§ WHAT IS EXPECTED
Repeat all the material exactly; pictures stay out of your copy.
.....
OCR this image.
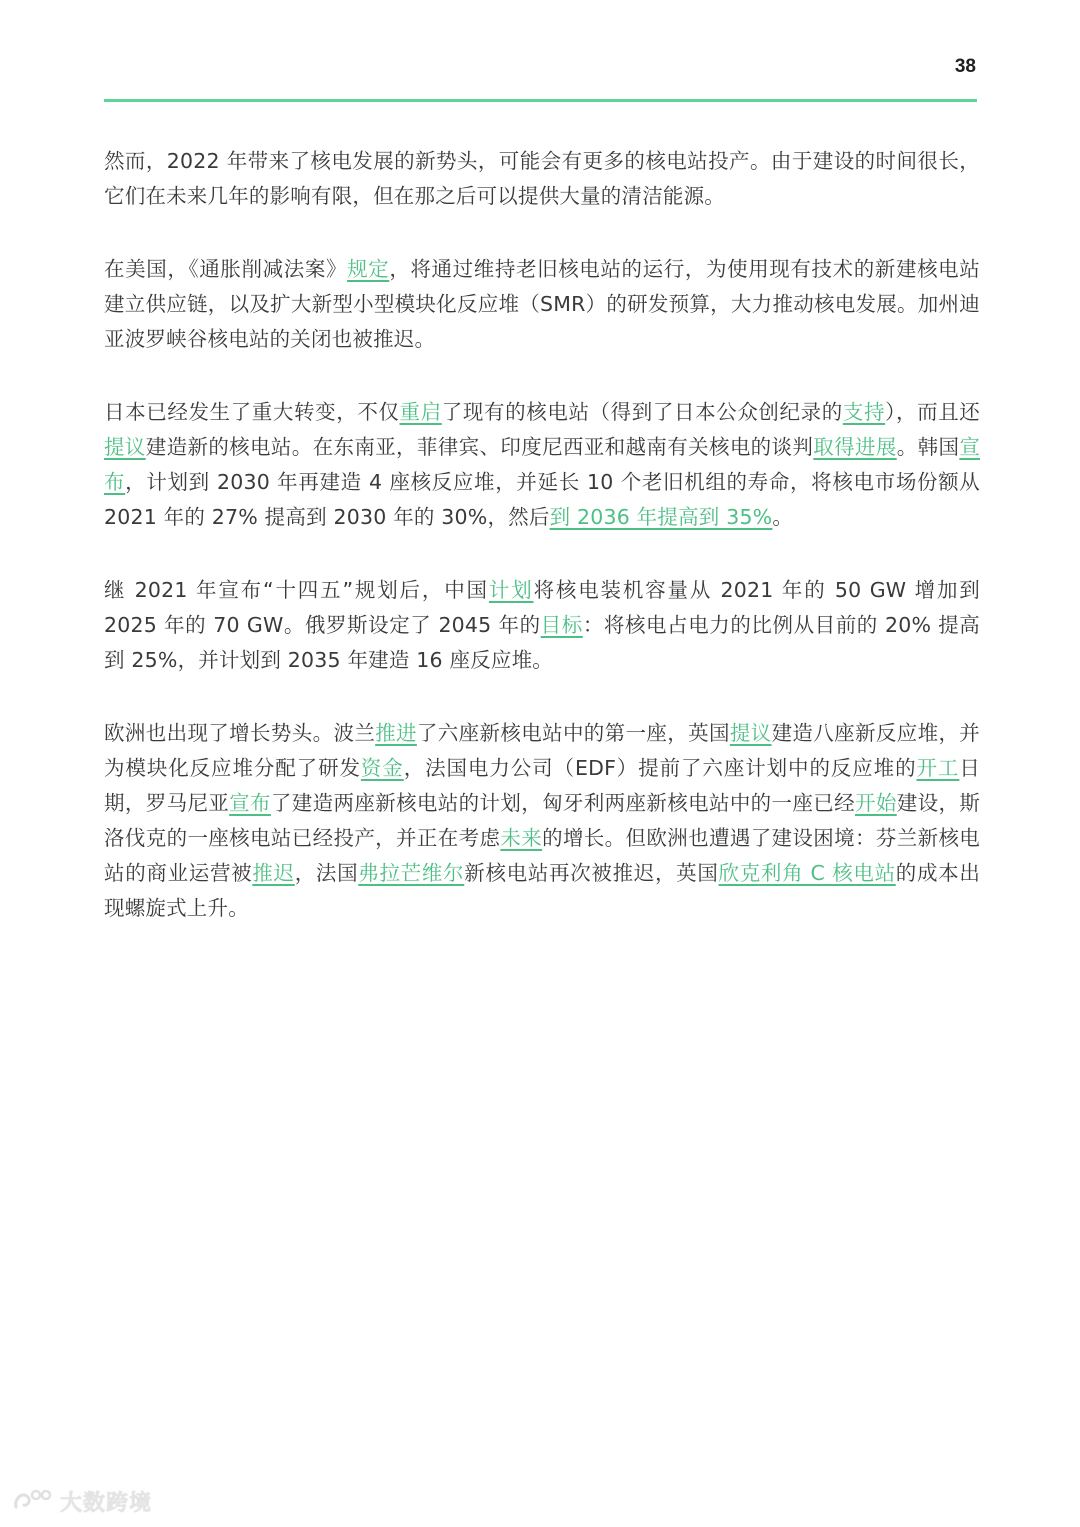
38

然而，2022 年带来了核电发展的新势头，可能会有更多的核电站投产。由于建设的时间很长，它们在未来几年的影响有限，但在那之后可以提供大量的清洁能源。

在美国，《通胀削减法案》规定，将通过维持老旧核电站的运行，为使用现有技术的新建核电站建立供应链，以及扩大新型小型模块化反应堆（SMR）的研发预算，大力推动核电发展。加州迪亚波罗峡谷核电站的关闭也被推迟。

日本已经发生了重大转变，不仅重启了现有的核电站（得到了日本公众创纪录的支持），而且还提议建造新的核电站。在东南亚，菲律宾、印度尼西亚和越南有关核电的谈判取得进展。韩国宣布，计划到 2030 年再建造 4 座核反应堆，并延长 10 个老旧机组的寿命，将核电市场份额从 2021 年的 27% 提高到 2030 年的 30%，然后到 2036 年提高到 35%。

继 2021 年宣布“十四五”规划后，中国计划将核电装机容量从 2021 年的 50 GW 增加到 2025 年的 70 GW。俄罗斯设定了 2045 年的目标：将核电占电力的比例从目前的 20% 提高到 25%，并计划到 2035 年建造 16 座反应堆。

欧洲也出现了增长势头。波兰推进了六座新核电站中的第一座，英国提议建造八座新反应堆，并为模块化反应堆分配了研发资金，法国电力公司（EDF）提前了六座计划中的反应堆的开工日期，罗马尼亚宣布了建造两座新核电站的计划，匈牙利两座新核电站中的一座已经开始建设，斯洛伐克的一座核电站已经投产，并正在考虑未来的增长。但欧洲也遭遇了建设困境：芬兰新核电站的商业运营被推迟，法国弗拉芒维尔新核电站再次被推迟，英国欣克利角 C 核电站的成本出现螺旋式上升。

大数跨境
.....
§ SOLUTION FOR THIS EXERCISE
OCR this image.
38

然而，2022 年带来了核电发展的新势头，可能会有更多的核电站投产。由于建设的时间很长，它们在未来几年的影响有限，但在那之后可以提供大量的清洁能源。

在美国，《通胀削减法案》规定，将通过维持老旧核电站的运行，为使用现有技术的新建核电站建立供应链，以及扩大新型小型模块化反应堆（SMR）的研发预算，大力推动核电发展。加州迪亚波罗峡谷核电站的关闭也被推迟。

日本已经发生了重大转变，不仅重启了现有的核电站（得到了日本公众创纪录的支持），而且还提议建造新的核电站。在东南亚，菲律宾、印度尼西亚和越南有关核电的谈判取得进展。韩国宣布，计划到 2030 年再建造 4 座核反应堆，并延长 10 个老旧机组的寿命，将核电市场份额从 2021 年的 27% 提高到 2030 年的 30%，然后到 2036 年提高到 35%。

继 2021 年宣布“十四五”规划后，中国计划将核电装机容量从 2021 年的 50 GW 增加到 2025 年的 70 GW。俄罗斯设定了 2045 年的目标：将核电占电力的比例从目前的 20% 提高到 25%，并计划到 2035 年建造 16 座反应堆。

欧洲也出现了增长势头。波兰推进了六座新核电站中的第一座，英国提议建造八座新反应堆，并为模块化反应堆分配了研发资金，法国电力公司（EDF）提前了六座计划中的反应堆的开工日期，罗马尼亚宣布了建造两座新核电站的计划，匈牙利两座新核电站中的一座已经开始建设，斯洛伐克的一座核电站已经投产，并正在考虑未来的增长。但欧洲也遭遇了建设困境：芬兰新核电站的商业运营被推迟，法国弗拉芒维尔新核电站再次被推迟，英国欣克利角 C 核电站的成本出现螺旋式上升。

大数跨境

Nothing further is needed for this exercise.